::: EXERCISE MATERIALS
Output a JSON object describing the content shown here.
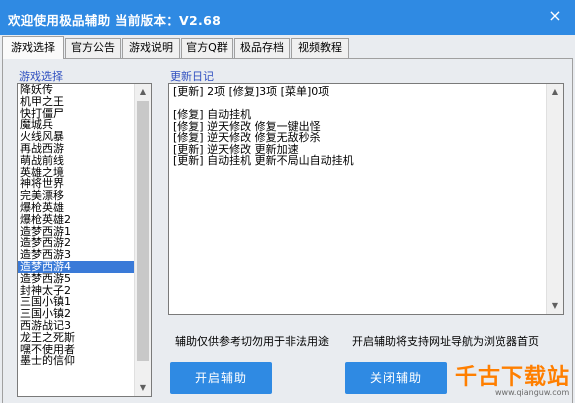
{
  "window": {
    "title": "欢迎使用极品辅助  当前版本：V2.68",
    "close_glyph": "×"
  },
  "tabs": [
    {
      "label": "游戏选择",
      "active": true
    },
    {
      "label": "官方公告"
    },
    {
      "label": "游戏说明"
    },
    {
      "label": "官方Q群"
    },
    {
      "label": "极品存档"
    },
    {
      "label": "视频教程"
    }
  ],
  "game_list": {
    "label": "游戏选择",
    "items": [
      "降妖传",
      "机甲之王",
      "快打僵尸",
      "魔城兵",
      "火线风暴",
      "再战西游",
      "萌战前线",
      "英雄之境",
      "神将世界",
      "完美漂移",
      "爆枪英雄",
      "爆枪英雄2",
      "造梦西游1",
      "造梦西游2",
      "造梦西游3",
      "造梦西游4",
      "造梦西游5",
      "封神太子2",
      "三国小镇1",
      "三国小镇2",
      "西游战记3",
      "龙王之死斯",
      "嘿不使用者",
      "墨士的信仰"
    ],
    "selected_index": 15
  },
  "update_log": {
    "label": "更新日记",
    "lines": [
      "[更新] 2项 [修复]3项 [菜单]0项",
      "",
      "[修复] 自动挂机",
      "[修复] 逆天修改 修复一键出怪",
      "[修复] 逆天修改 修复无敌秒杀",
      "[更新] 逆天修改 更新加速",
      "[更新] 自动挂机 更新不局山自动挂机"
    ]
  },
  "notices": {
    "left": "辅助仅供参考切勿用于非法用途",
    "right": "开启辅助将支持网址导航为浏览器首页"
  },
  "buttons": {
    "start": "开启辅助",
    "stop": "关闭辅助"
  },
  "watermark": {
    "text": "千古下载站",
    "sub": "www.qianguw.com"
  }
}
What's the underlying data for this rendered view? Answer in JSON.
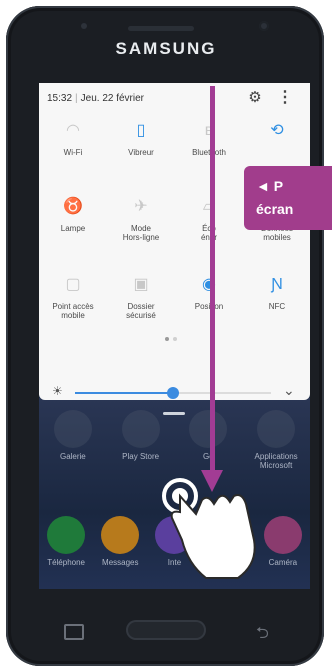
{
  "device": {
    "brand": "SAMSUNG"
  },
  "status_bar": {
    "time": "15:32",
    "date": "Jeu. 22 février"
  },
  "quick_settings": {
    "tiles": [
      {
        "label": "Wi-Fi",
        "icon": "wifi-icon",
        "active": false
      },
      {
        "label": "Vibreur",
        "icon": "vibrate-icon",
        "active": true
      },
      {
        "label": "Bluetooth",
        "icon": "bluetooth-icon",
        "active": false
      },
      {
        "label": "",
        "icon": "sync-icon",
        "active": true
      },
      {
        "label": "Lampe",
        "icon": "flashlight-icon",
        "active": false
      },
      {
        "label": "Mode\nHors-ligne",
        "icon": "airplane-icon",
        "active": false
      },
      {
        "label": "Éco\néner",
        "icon": "power-saving-icon",
        "active": false
      },
      {
        "label": "Données\nmobiles",
        "icon": "mobile-data-icon",
        "active": false
      },
      {
        "label": "Point accès\nmobile",
        "icon": "hotspot-icon",
        "active": false
      },
      {
        "label": "Dossier\nsécurisé",
        "icon": "secure-folder-icon",
        "active": false
      },
      {
        "label": "Position",
        "icon": "location-icon",
        "active": true
      },
      {
        "label": "NFC",
        "icon": "nfc-icon",
        "active": true
      }
    ],
    "page_indicator": {
      "current": 1,
      "total": 2
    },
    "brightness": {
      "level": 0.5
    }
  },
  "home_screen": {
    "row1": [
      "Galerie",
      "Play Store",
      "Go",
      "Applications\nMicrosoft"
    ],
    "row2": [
      "Téléphone",
      "Messages",
      "Inte",
      "",
      "Caméra"
    ]
  },
  "callout": {
    "line1": "◄ P",
    "line2": "écran"
  },
  "colors": {
    "accent": "#a23c94",
    "tile_active": "#2f8fe2",
    "panel_bg": "#f7f7f7"
  }
}
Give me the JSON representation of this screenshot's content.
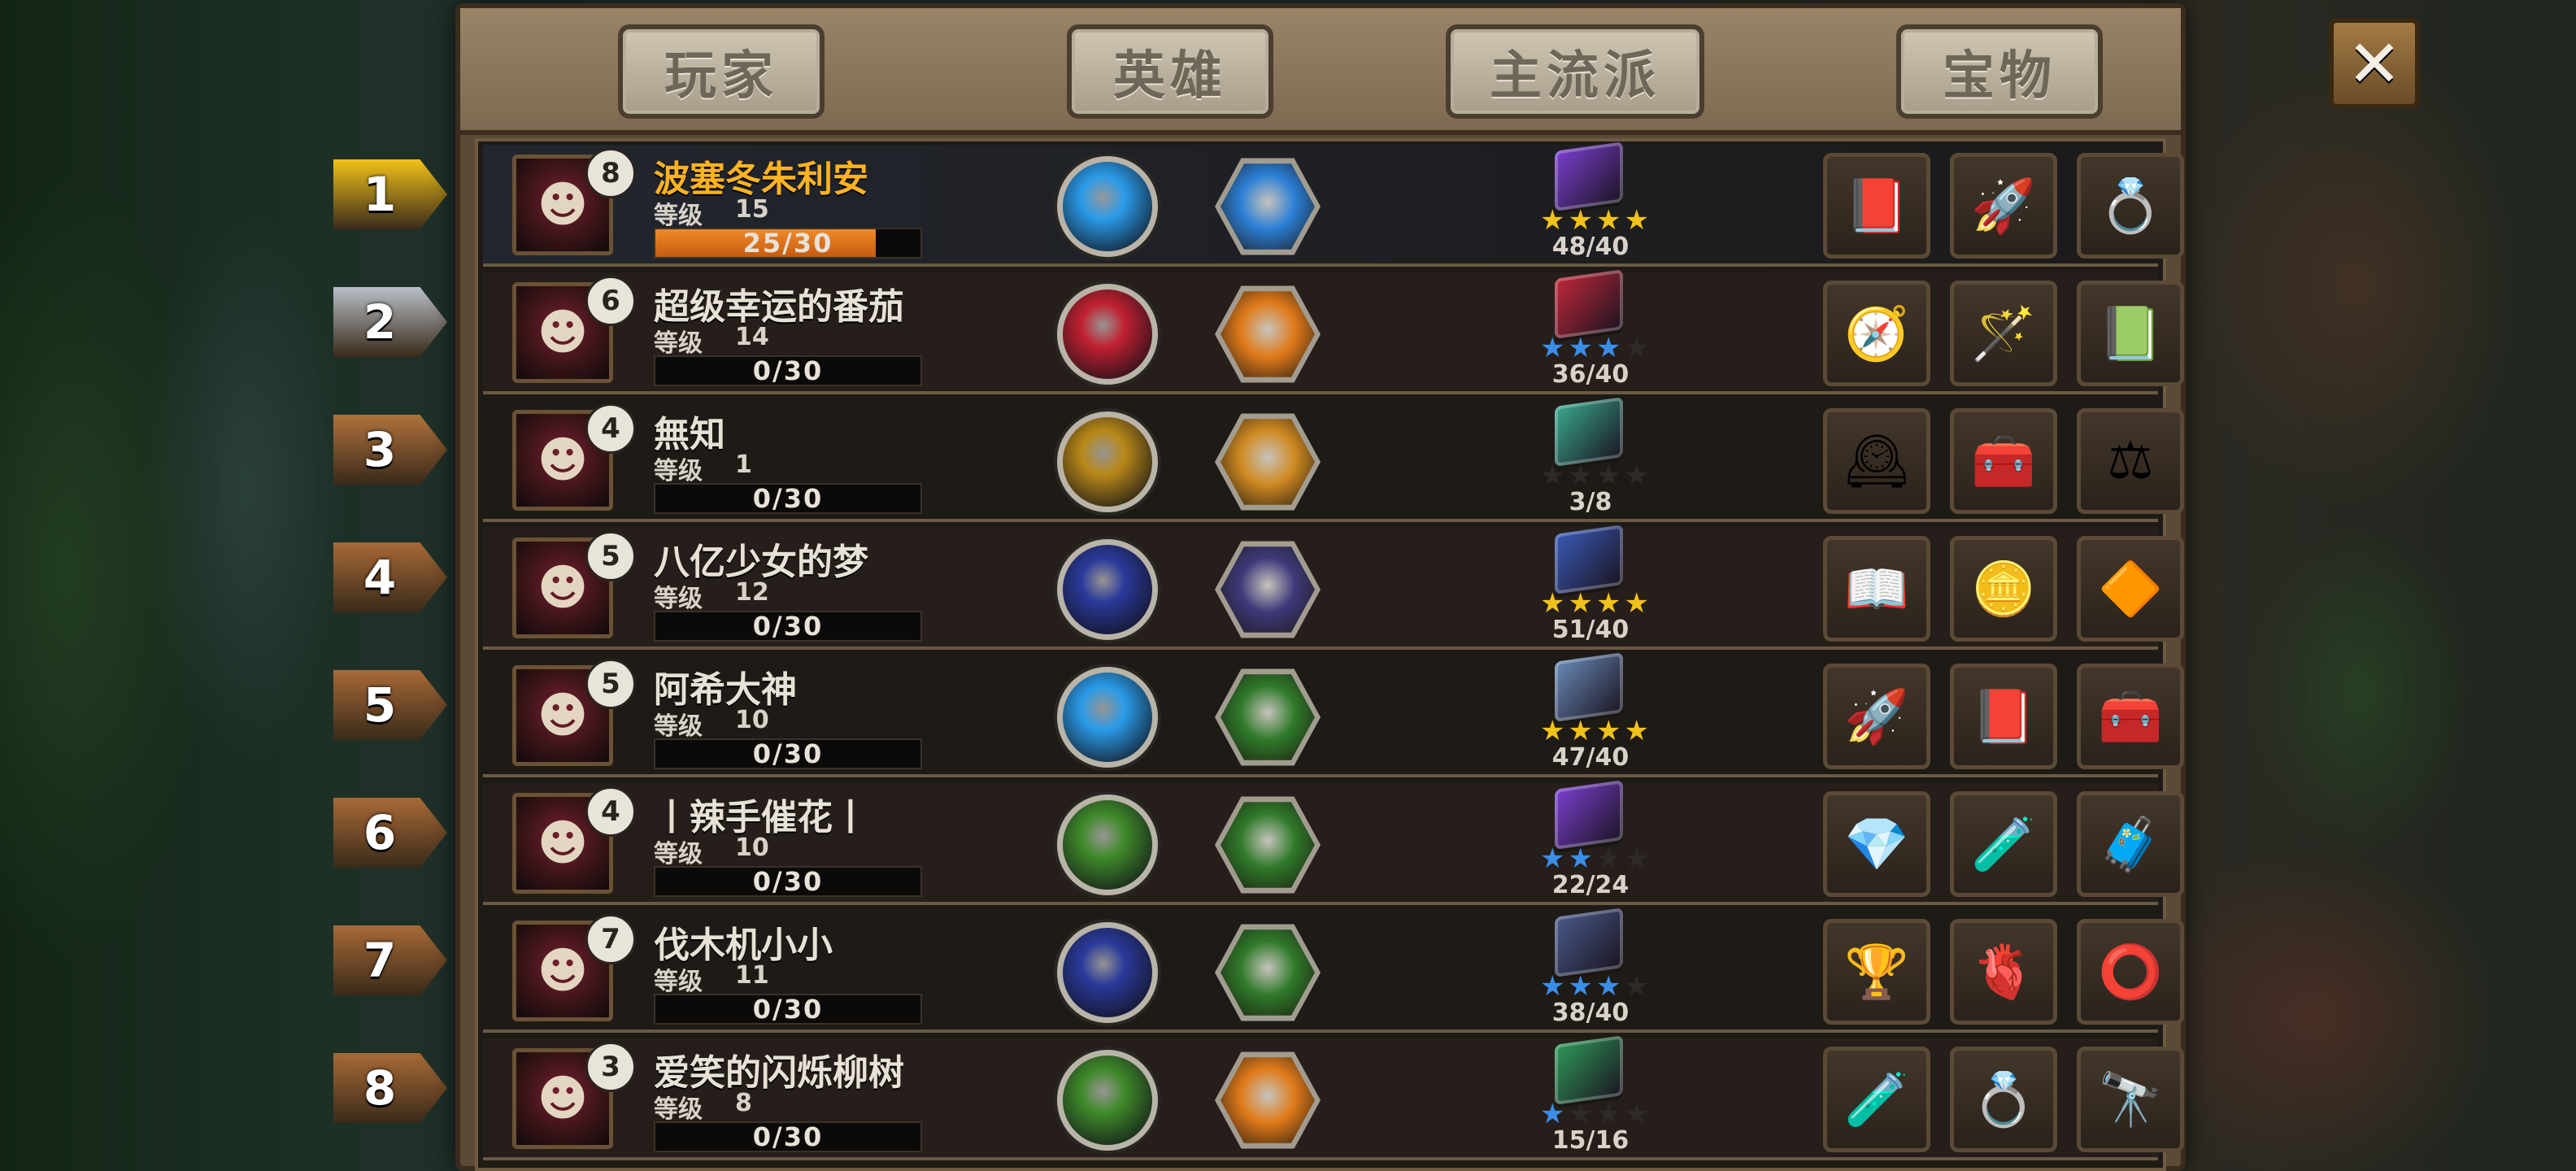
{
  "tabs": [
    "玩家",
    "英雄",
    "主流派",
    "宝物"
  ],
  "close_label": "✕",
  "level_label": "等级",
  "rows": [
    {
      "rank": "1",
      "rank_color": "#f2c21a",
      "name": "波塞冬朱利安",
      "name_gold": true,
      "badge": "8",
      "level": "15",
      "progress": "25/30",
      "progress_fraction": 0.83,
      "avatar_icon": "sea-maiden-icon",
      "hero_icon": "blue-vortex-orb-icon",
      "hero_color": "#2a9be8",
      "class_icon": "blue-swirl-hex-icon",
      "class_color": "#2b7fd6",
      "book_color": "#7b3fd0",
      "stars": 4,
      "stars_max": 4,
      "star_color": "#f1c21b",
      "count": "48/40",
      "treasures": [
        "spell-book-icon",
        "red-rocket-icon",
        "gold-ring-icon"
      ],
      "treasure_glyphs": [
        "📕",
        "🚀",
        "💍"
      ]
    },
    {
      "rank": "2",
      "rank_color": "#b9c0c8",
      "name": "超级幸运的番茄",
      "name_gold": false,
      "badge": "6",
      "level": "14",
      "progress": "0/30",
      "progress_fraction": 0,
      "avatar_icon": "red-warrior-icon",
      "hero_icon": "red-vortex-orb-icon",
      "hero_color": "#c02030",
      "class_icon": "fire-hex-icon",
      "class_color": "#e07a1a",
      "book_color": "#c0283a",
      "stars": 3,
      "stars_max": 4,
      "star_color": "#3a8ee8",
      "count": "36/40",
      "treasures": [
        "compass-icon",
        "golden-staff-icon",
        "green-book-icon"
      ],
      "treasure_glyphs": [
        "🧭",
        "🪄",
        "📗"
      ]
    },
    {
      "rank": "3",
      "rank_color": "#b0723c",
      "name": "無知",
      "name_gold": false,
      "badge": "4",
      "level": "1",
      "progress": "0/30",
      "progress_fraction": 0,
      "avatar_icon": "goblin-hat-icon",
      "hero_icon": "gold-coins-orb-icon",
      "hero_color": "#b88818",
      "class_icon": "gold-coin-hex-icon",
      "class_color": "#d08a22",
      "book_color": "#3aa88e",
      "stars": 0,
      "stars_max": 4,
      "star_color": "#3a3a3a",
      "count": "3/8",
      "treasures": [
        "clock-dial-icon",
        "first-aid-kit-icon",
        "balance-scale-icon"
      ],
      "treasure_glyphs": [
        "🕰",
        "🧰",
        "⚖"
      ]
    },
    {
      "rank": "4",
      "rank_color": "#a86a36",
      "name": "八亿少女的梦",
      "name_gold": false,
      "badge": "5",
      "level": "12",
      "progress": "0/30",
      "progress_fraction": 0,
      "avatar_icon": "blue-knight-icon",
      "hero_icon": "blue-robe-orb-icon",
      "hero_color": "#2a3a9a",
      "class_icon": "tornado-hex-icon",
      "class_color": "#3e3a7a",
      "book_color": "#3a5ab8",
      "stars": 4,
      "stars_max": 4,
      "star_color": "#f1c21b",
      "count": "51/40",
      "treasures": [
        "open-grimoire-icon",
        "gold-ingot-icon",
        "amber-crystal-icon"
      ],
      "treasure_glyphs": [
        "📖",
        "🪙",
        "🔶"
      ]
    },
    {
      "rank": "5",
      "rank_color": "#a86a36",
      "name": "阿希大神",
      "name_gold": false,
      "badge": "5",
      "level": "10",
      "progress": "0/30",
      "progress_fraction": 0,
      "avatar_icon": "hooded-reaper-icon",
      "hero_icon": "blue-vortex-orb-icon",
      "hero_color": "#2a9be8",
      "class_icon": "green-wind-hex-icon",
      "class_color": "#2f7a2a",
      "book_color": "#6a8ab8",
      "stars": 4,
      "stars_max": 4,
      "star_color": "#f1c21b",
      "count": "47/40",
      "treasures": [
        "red-rocket-icon",
        "spell-book-icon",
        "treasure-chest-icon"
      ],
      "treasure_glyphs": [
        "🚀",
        "📕",
        "🧰"
      ]
    },
    {
      "rank": "6",
      "rank_color": "#a86a36",
      "name": "丨辣手催花丨",
      "name_gold": false,
      "badge": "4",
      "level": "10",
      "progress": "0/30",
      "progress_fraction": 0,
      "avatar_icon": "armored-ranger-icon",
      "hero_icon": "green-trident-orb-icon",
      "hero_color": "#3f8a2a",
      "class_icon": "green-wind-hex-icon",
      "class_color": "#2f7a2a",
      "book_color": "#7b3fd0",
      "stars": 2,
      "stars_max": 4,
      "star_color": "#3a8ee8",
      "count": "22/24",
      "treasures": [
        "green-gem-icon",
        "purple-potion-icon",
        "blue-chest-icon"
      ],
      "treasure_glyphs": [
        "💎",
        "🧪",
        "🧳"
      ]
    },
    {
      "rank": "7",
      "rank_color": "#a86a36",
      "name": "伐木机小小",
      "name_gold": false,
      "badge": "7",
      "level": "11",
      "progress": "0/30",
      "progress_fraction": 0,
      "avatar_icon": "hooded-reaper-icon",
      "hero_icon": "blue-robe-orb-icon",
      "hero_color": "#2a3a9a",
      "class_icon": "green-wind-hex-icon",
      "class_color": "#2f7a2a",
      "book_color": "#4a5a8a",
      "stars": 3,
      "stars_max": 4,
      "star_color": "#3a8ee8",
      "count": "38/40",
      "treasures": [
        "golden-goblet-icon",
        "red-heart-icon",
        "iron-ring-icon"
      ],
      "treasure_glyphs": [
        "🏆",
        "🫀",
        "⭕"
      ]
    },
    {
      "rank": "8",
      "rank_color": "#a86a36",
      "name": "爱笑的闪烁柳树",
      "name_gold": false,
      "badge": "3",
      "level": "8",
      "progress": "0/30",
      "progress_fraction": 0,
      "avatar_icon": "hooded-reaper-icon",
      "hero_icon": "green-trident-orb-icon",
      "hero_color": "#3f8a2a",
      "class_icon": "fire-hex-icon",
      "class_color": "#e07a1a",
      "book_color": "#2f9a5a",
      "stars": 1,
      "stars_max": 4,
      "star_color": "#3a8ee8",
      "count": "15/16",
      "treasures": [
        "purple-potion-icon",
        "gold-ring-icon",
        "telescope-icon"
      ],
      "treasure_glyphs": [
        "🧪",
        "💍",
        "🔭"
      ]
    }
  ]
}
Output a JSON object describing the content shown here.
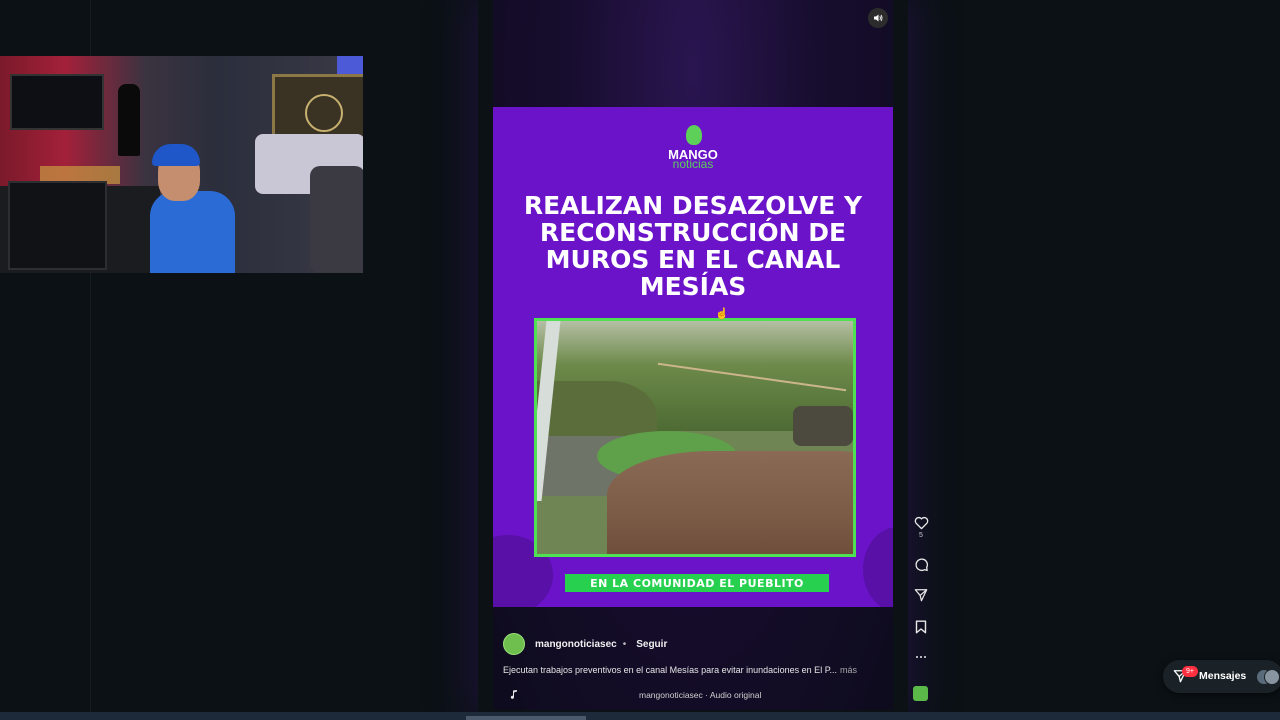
{
  "reel": {
    "sound_icon": "speaker-icon",
    "post": {
      "brand_line1": "MANGO",
      "brand_line2": "noticias",
      "headline": "REALIZAN DESAZOLVE Y RECONSTRUCCIÓN DE MUROS EN EL CANAL MESÍAS",
      "banner": "EN LA COMUNIDAD EL PUEBLITO"
    },
    "author": {
      "username": "mangonoticiasec",
      "separator": "•",
      "follow_label": "Seguir"
    },
    "caption": "Ejecutan trabajos preventivos en el canal Mesías para evitar inundaciones en El P...",
    "caption_more": "más",
    "audio": {
      "icon": "music-note-icon",
      "text": "mangonoticiasec · Audio original"
    },
    "actions": {
      "like_icon": "heart-icon",
      "like_count": "5",
      "comment_icon": "comment-icon",
      "share_icon": "send-icon",
      "save_icon": "bookmark-icon",
      "more_icon": "more-icon"
    }
  },
  "messages": {
    "badge": "9+",
    "label": "Mensajes"
  },
  "colors": {
    "post_bg": "#6a13c8",
    "accent_green": "#27d04f",
    "badge_red": "#ff3040"
  }
}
::::::
YOUR TASK> Search the records for the word "mangonoticiasec". Copy every line that has it.

WRITTEN RESPONSE>
      "username": "mangonoticiasec",
      "text": "mangonoticiasec · Audio original"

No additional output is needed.